Report the number of lines that hold the string "παρα". Leave out any other text.

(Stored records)
——————

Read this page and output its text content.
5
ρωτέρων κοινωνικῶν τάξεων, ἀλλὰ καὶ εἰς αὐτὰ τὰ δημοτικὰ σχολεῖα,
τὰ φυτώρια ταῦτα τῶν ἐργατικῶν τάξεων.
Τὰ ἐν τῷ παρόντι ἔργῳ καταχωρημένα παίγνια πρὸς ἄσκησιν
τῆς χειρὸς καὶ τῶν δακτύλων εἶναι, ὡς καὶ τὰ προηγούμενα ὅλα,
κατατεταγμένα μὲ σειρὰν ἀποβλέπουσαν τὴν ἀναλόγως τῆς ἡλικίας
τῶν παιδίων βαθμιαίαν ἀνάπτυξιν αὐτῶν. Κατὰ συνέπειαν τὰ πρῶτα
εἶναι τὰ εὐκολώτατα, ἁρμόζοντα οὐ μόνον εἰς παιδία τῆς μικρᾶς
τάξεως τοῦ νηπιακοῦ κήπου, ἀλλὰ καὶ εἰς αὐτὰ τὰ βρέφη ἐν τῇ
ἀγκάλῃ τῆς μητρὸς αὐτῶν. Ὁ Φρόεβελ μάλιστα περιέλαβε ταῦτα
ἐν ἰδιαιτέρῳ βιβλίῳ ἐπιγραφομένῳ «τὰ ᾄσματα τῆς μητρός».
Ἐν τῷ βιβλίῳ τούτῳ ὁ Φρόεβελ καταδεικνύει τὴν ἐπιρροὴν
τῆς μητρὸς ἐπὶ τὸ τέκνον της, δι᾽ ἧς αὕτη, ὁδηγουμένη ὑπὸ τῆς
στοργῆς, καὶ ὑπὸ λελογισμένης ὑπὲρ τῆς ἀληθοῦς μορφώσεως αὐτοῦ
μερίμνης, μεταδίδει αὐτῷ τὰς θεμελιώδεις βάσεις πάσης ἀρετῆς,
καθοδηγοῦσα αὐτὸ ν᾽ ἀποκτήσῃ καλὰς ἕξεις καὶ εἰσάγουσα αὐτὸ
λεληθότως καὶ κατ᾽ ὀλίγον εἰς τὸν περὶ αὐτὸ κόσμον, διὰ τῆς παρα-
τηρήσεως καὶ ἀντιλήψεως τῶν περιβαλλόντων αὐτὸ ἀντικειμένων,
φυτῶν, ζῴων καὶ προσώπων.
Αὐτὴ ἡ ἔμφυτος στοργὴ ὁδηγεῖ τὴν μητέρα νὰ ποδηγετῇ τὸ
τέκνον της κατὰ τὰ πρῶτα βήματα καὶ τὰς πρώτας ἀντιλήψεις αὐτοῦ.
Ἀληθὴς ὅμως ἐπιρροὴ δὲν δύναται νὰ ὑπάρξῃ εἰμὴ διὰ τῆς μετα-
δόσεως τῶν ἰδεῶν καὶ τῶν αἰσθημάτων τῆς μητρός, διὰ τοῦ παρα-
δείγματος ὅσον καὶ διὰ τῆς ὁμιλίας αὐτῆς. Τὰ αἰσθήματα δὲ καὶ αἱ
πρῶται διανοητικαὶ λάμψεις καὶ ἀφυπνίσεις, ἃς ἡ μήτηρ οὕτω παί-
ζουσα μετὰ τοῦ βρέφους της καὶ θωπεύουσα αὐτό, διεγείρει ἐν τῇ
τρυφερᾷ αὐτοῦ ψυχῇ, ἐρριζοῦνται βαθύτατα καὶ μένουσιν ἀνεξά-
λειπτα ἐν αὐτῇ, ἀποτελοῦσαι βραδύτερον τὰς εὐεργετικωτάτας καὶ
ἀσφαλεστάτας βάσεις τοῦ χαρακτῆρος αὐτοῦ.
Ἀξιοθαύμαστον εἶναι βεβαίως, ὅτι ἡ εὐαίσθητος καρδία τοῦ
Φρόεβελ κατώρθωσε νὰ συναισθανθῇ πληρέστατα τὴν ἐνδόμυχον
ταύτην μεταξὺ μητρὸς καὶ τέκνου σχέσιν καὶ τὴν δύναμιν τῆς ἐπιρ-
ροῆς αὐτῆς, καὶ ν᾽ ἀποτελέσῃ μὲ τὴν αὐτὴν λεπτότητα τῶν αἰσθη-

——————

- [TASK SOLUTION]
2